_TO BE DONE_: Search the records for "mountain". Copy every line where it appears.

--------------------------------

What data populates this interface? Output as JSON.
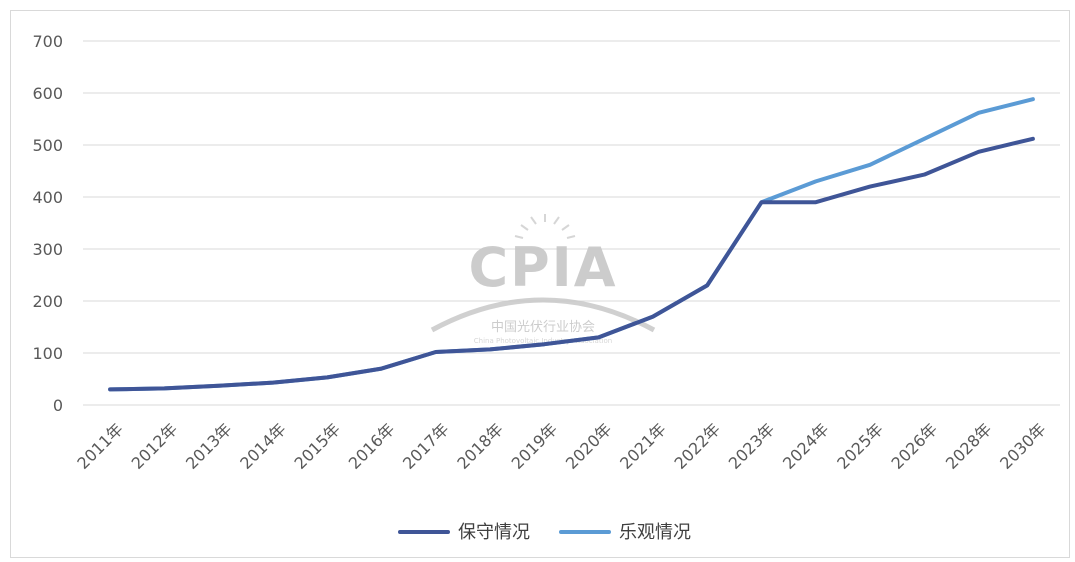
{
  "chart_data": {
    "type": "line",
    "categories": [
      "2011年",
      "2012年",
      "2013年",
      "2014年",
      "2015年",
      "2016年",
      "2017年",
      "2018年",
      "2019年",
      "2020年",
      "2021年",
      "2022年",
      "2023年",
      "2024年",
      "2025年",
      "2026年",
      "2028年",
      "2030年"
    ],
    "series": [
      {
        "name": "保守情况",
        "color": "#3f5597",
        "values": [
          30,
          32,
          37,
          43,
          53,
          70,
          102,
          107,
          117,
          130,
          170,
          230,
          390,
          390,
          420,
          443,
          487,
          512
        ]
      },
      {
        "name": "乐观情况",
        "color": "#5b9bd5",
        "values": [
          30,
          32,
          37,
          43,
          53,
          70,
          102,
          107,
          117,
          130,
          170,
          230,
          390,
          430,
          462,
          512,
          562,
          588
        ]
      }
    ],
    "yticks": [
      0,
      100,
      200,
      300,
      400,
      500,
      600,
      700
    ],
    "ylim": [
      0,
      700
    ],
    "grid": true,
    "legend_position": "bottom-center"
  },
  "watermark": {
    "logo_text": "CPIA",
    "cn_text": "中国光伏行业协会",
    "en_text": "China Photovoltaic Industry Association"
  }
}
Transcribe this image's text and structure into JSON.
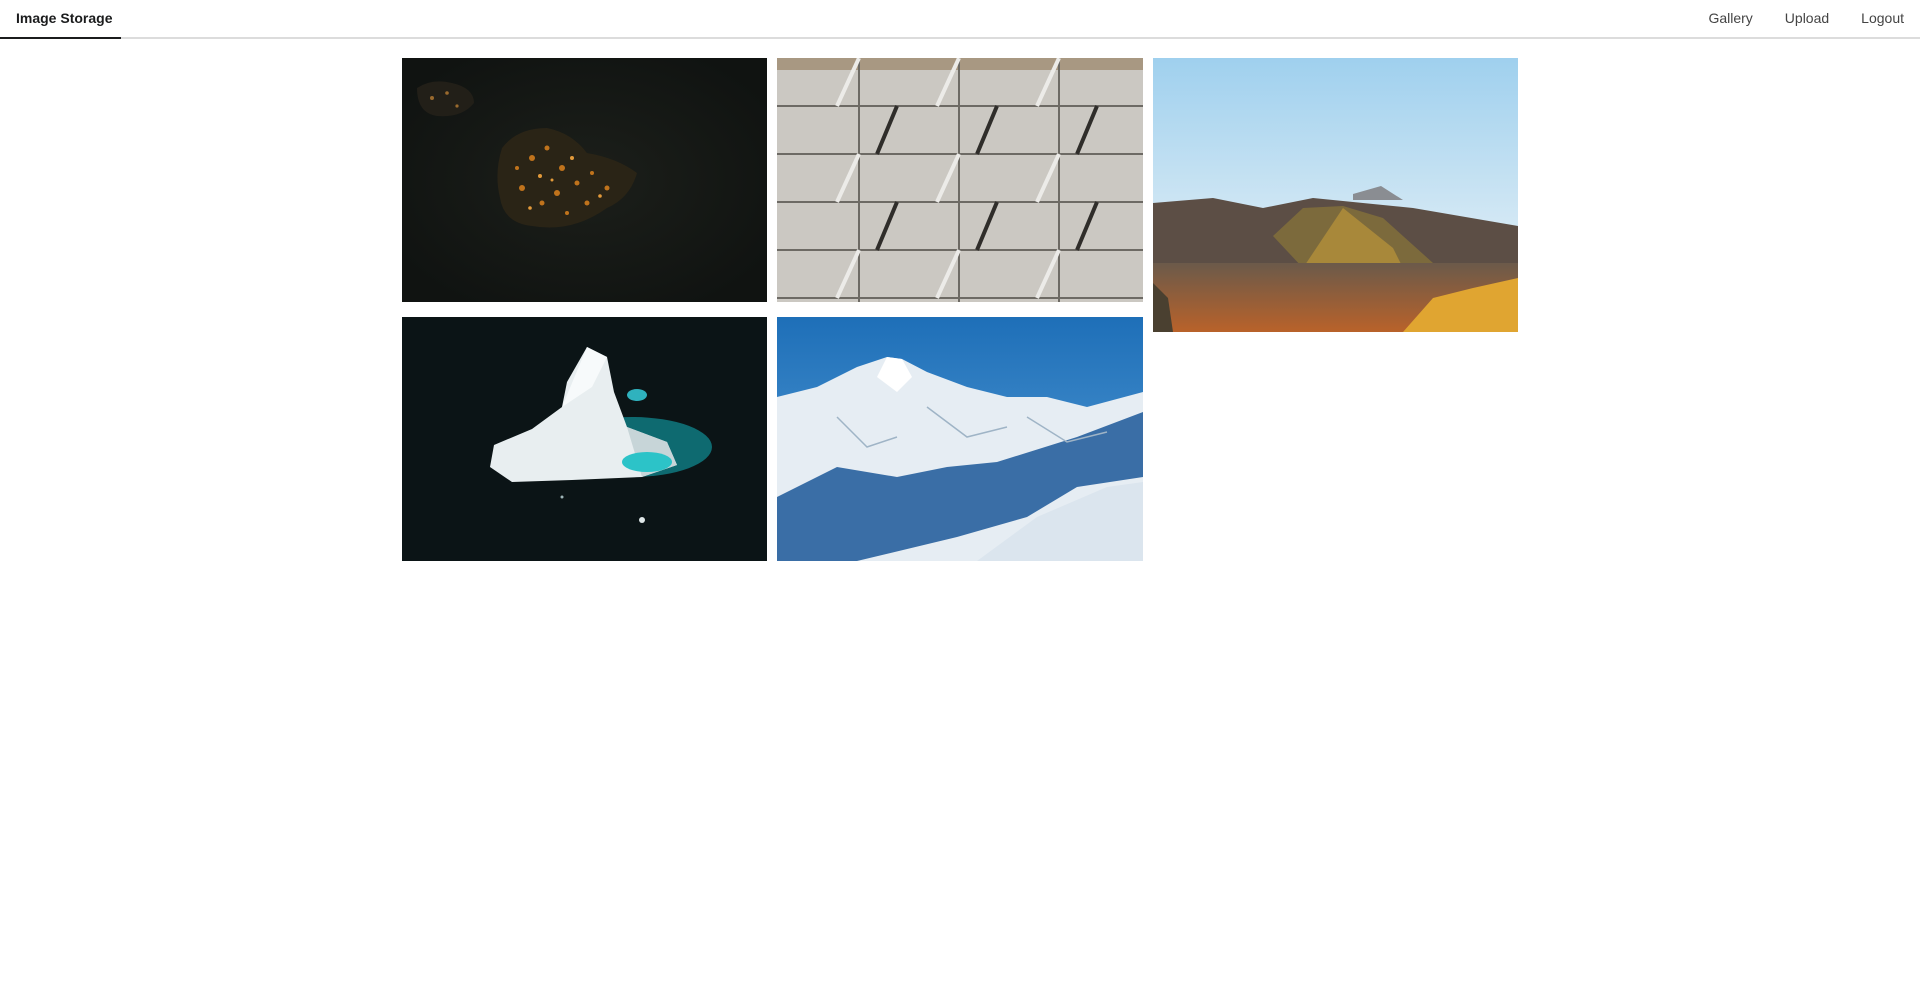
{
  "app": {
    "brand": "Image Storage"
  },
  "nav": {
    "gallery": "Gallery",
    "upload": "Upload",
    "logout": "Logout"
  },
  "gallery": {
    "images": [
      {
        "subject": "aerial-island-at-night"
      },
      {
        "subject": "concrete-tile-pattern"
      },
      {
        "subject": "volcanic-mountain-landscape"
      },
      {
        "subject": "aerial-iceberg"
      },
      {
        "subject": "snowy-mountain-range"
      }
    ]
  },
  "colors": {
    "brand_underline": "#1b1c1d",
    "topbar_border": "#dcdcdc",
    "nav_text": "#444444"
  }
}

--------------------------------

_SOLUTION TO THIS TASK_:
        "subject": "volcanic-mountain-landscape"
        "subject": "snowy-mountain-range"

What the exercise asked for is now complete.